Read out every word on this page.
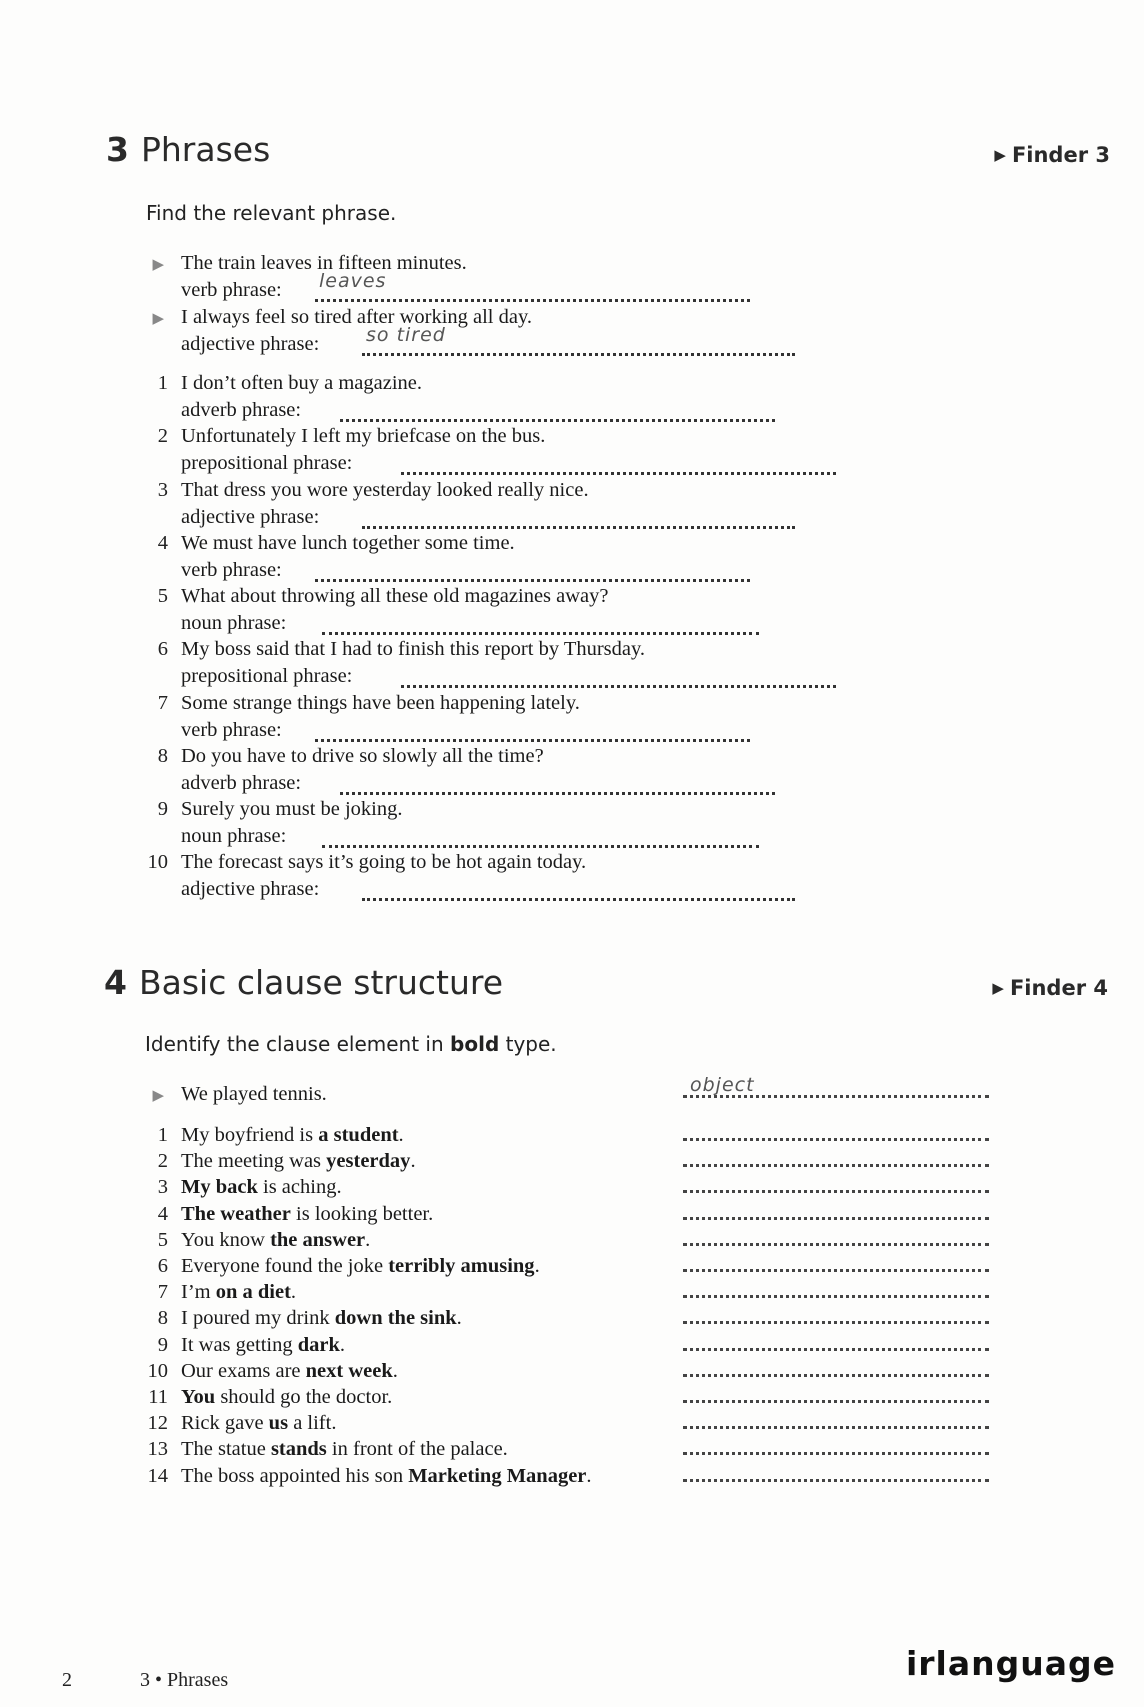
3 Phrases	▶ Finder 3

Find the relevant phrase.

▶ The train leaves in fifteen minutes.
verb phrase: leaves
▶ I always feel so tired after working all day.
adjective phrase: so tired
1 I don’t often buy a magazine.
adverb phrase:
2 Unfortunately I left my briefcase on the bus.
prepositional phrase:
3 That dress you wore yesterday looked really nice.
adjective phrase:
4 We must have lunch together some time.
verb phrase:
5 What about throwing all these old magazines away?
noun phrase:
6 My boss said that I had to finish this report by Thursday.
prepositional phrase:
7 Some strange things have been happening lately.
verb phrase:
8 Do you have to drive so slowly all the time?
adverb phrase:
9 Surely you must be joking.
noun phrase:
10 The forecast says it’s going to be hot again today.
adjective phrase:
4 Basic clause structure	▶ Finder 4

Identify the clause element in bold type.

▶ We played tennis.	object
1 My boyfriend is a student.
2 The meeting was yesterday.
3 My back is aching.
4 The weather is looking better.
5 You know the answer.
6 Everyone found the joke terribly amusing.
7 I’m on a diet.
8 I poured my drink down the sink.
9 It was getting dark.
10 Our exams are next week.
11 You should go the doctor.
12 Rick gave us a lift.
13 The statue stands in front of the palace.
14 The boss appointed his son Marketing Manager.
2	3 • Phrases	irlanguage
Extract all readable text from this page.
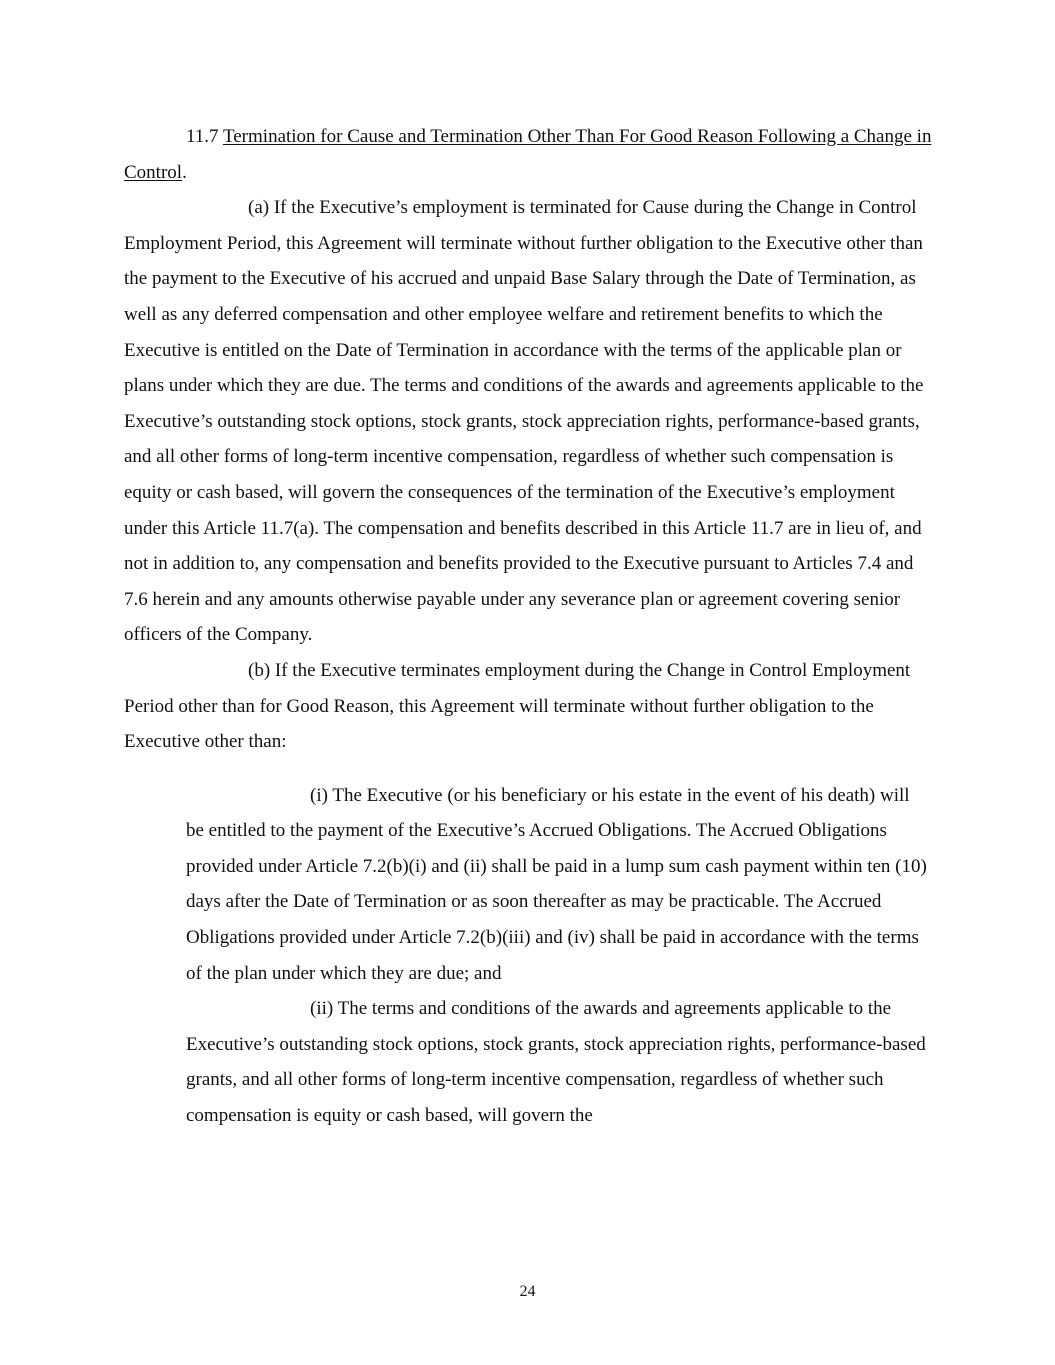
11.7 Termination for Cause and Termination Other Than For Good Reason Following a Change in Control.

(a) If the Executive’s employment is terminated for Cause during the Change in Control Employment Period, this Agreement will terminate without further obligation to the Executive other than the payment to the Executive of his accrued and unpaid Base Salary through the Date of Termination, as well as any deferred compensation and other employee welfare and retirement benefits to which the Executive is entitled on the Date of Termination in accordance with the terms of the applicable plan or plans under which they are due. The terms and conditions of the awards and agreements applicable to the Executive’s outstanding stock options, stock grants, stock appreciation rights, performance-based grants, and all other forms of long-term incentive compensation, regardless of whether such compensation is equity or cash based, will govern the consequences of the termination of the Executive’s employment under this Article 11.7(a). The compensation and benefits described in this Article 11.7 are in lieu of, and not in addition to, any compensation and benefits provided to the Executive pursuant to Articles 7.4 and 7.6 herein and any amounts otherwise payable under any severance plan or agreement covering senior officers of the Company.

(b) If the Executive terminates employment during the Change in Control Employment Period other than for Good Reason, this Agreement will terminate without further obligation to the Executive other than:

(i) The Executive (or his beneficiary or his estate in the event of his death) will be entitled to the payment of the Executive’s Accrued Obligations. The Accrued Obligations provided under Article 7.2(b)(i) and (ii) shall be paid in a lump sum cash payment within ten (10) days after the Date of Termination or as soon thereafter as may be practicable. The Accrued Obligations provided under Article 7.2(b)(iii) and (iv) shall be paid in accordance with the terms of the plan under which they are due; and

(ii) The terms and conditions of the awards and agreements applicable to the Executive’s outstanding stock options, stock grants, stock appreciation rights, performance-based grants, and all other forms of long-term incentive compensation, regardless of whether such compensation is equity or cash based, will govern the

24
□ □ □ □ □ □ □
> _Work to be completed_
Using the material above, gather every line that includes "Finder".

> _Final result_
3 Phrases	▶ Finder 3
4 Basic clause structure	▶ Finder 4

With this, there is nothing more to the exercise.